*SOURCE DATA*.
.....

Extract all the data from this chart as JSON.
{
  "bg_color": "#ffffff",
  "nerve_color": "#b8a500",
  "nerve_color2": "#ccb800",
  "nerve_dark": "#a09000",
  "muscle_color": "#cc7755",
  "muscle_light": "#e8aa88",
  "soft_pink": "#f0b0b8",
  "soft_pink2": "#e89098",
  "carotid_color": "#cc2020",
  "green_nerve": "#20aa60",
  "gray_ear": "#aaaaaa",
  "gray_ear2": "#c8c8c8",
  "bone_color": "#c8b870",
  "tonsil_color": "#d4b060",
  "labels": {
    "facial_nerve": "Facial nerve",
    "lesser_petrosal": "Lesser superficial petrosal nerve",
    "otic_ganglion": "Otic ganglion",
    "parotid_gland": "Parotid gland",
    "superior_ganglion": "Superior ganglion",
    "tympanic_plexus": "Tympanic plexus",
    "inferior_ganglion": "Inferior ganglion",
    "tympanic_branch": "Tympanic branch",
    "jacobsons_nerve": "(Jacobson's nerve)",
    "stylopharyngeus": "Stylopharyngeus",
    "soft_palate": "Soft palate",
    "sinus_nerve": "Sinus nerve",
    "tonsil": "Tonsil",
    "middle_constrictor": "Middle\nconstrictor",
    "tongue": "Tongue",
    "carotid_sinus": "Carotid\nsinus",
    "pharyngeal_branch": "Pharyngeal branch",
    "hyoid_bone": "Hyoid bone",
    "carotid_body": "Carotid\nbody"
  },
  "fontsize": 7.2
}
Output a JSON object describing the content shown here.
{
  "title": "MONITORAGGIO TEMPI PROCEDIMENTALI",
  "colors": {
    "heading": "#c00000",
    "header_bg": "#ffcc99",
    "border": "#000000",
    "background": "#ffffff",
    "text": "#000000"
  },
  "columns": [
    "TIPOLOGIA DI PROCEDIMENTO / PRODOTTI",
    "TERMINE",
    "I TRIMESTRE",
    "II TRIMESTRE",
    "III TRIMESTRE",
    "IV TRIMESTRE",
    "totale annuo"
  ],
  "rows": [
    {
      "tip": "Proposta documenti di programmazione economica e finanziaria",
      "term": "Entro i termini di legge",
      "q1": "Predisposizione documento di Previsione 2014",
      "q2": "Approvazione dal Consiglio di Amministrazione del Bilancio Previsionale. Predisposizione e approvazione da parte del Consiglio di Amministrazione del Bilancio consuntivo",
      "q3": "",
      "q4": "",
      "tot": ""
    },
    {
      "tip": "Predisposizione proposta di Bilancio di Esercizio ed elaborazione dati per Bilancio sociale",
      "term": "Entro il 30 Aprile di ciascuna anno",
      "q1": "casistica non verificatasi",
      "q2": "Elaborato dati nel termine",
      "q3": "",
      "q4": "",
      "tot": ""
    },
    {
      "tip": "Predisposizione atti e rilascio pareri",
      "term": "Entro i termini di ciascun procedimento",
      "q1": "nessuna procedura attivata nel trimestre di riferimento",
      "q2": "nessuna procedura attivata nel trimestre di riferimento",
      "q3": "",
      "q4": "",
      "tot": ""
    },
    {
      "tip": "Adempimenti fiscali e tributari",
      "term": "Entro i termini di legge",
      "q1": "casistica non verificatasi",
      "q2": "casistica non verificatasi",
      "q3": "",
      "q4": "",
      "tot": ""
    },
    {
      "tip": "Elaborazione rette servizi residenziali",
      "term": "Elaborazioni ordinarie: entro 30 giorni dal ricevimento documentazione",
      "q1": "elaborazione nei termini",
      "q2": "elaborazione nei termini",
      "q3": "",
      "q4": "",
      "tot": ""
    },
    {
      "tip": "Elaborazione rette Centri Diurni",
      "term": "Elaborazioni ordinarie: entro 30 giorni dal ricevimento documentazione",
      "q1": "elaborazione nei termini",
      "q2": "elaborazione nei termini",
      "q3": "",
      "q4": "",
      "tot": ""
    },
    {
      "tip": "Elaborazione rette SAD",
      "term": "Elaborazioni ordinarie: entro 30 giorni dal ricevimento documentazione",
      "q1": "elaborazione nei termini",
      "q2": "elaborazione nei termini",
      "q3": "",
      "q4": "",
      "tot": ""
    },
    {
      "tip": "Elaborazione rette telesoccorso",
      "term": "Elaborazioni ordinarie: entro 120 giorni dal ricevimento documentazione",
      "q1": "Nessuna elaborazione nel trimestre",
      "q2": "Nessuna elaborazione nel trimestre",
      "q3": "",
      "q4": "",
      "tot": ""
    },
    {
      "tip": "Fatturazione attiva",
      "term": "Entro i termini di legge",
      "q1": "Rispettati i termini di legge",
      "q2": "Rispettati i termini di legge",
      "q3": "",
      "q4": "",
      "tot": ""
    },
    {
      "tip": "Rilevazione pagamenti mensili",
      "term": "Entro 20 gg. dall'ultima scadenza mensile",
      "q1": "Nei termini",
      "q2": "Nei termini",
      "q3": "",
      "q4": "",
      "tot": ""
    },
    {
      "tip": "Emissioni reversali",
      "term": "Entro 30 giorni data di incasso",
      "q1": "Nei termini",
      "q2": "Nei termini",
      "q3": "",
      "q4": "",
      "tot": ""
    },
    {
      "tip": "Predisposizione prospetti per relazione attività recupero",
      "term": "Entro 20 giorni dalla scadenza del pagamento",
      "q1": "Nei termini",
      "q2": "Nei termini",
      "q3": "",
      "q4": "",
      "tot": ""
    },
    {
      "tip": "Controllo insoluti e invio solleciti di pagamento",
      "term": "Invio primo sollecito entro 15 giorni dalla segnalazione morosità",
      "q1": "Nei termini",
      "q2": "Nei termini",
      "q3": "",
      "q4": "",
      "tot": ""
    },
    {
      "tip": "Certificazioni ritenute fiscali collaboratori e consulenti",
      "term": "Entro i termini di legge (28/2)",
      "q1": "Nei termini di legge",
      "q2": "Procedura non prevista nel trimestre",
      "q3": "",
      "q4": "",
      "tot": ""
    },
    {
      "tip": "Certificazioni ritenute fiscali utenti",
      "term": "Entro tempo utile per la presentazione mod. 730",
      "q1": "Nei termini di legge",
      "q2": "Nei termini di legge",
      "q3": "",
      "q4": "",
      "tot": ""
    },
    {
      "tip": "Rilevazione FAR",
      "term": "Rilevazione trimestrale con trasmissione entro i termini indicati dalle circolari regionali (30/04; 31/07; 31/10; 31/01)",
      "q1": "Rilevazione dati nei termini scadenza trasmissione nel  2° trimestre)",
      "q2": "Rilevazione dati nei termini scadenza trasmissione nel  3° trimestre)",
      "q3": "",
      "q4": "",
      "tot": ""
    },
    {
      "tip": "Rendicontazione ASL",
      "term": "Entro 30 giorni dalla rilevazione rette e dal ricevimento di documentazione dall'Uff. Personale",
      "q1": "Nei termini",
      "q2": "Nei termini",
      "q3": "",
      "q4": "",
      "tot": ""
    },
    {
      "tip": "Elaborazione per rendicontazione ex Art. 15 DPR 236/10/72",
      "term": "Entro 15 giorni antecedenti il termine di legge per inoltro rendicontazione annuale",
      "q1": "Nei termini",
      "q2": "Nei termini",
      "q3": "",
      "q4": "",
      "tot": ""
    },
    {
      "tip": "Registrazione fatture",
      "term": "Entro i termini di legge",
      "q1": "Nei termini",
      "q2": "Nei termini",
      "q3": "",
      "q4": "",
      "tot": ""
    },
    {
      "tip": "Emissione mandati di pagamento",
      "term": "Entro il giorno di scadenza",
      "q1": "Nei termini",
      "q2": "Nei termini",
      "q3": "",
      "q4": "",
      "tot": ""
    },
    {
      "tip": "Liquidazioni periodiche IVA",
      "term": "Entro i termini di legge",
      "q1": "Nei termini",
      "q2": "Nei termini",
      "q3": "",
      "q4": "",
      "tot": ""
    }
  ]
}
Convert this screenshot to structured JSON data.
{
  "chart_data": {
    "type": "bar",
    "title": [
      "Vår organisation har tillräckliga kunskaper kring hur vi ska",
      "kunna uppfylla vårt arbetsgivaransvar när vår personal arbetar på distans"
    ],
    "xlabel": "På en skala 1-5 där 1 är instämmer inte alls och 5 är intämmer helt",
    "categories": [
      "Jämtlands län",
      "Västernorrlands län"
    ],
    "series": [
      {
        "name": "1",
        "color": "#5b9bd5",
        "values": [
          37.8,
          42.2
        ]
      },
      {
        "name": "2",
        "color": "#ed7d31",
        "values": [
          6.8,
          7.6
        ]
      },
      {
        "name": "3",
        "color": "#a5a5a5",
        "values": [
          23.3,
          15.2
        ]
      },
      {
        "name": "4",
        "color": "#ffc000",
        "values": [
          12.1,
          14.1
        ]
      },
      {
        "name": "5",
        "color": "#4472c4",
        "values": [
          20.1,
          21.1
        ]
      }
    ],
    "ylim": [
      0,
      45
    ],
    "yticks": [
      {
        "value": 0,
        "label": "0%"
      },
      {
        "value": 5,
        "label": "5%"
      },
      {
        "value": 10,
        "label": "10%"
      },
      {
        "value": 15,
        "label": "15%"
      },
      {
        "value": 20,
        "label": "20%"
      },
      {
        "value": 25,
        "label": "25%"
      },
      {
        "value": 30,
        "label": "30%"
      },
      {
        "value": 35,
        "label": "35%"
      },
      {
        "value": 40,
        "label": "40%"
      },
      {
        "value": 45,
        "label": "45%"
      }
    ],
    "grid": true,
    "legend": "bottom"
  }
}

.....

*EXERCISE DETAILS*. Go through the preceding material and copy each line that has the word "ganglion".

*SOLUTION TO THIS EXERCISE*.
    "otic_ganglion": "Otic ganglion",
    "superior_ganglion": "Superior ganglion",
    "inferior_ganglion": "Inferior ganglion",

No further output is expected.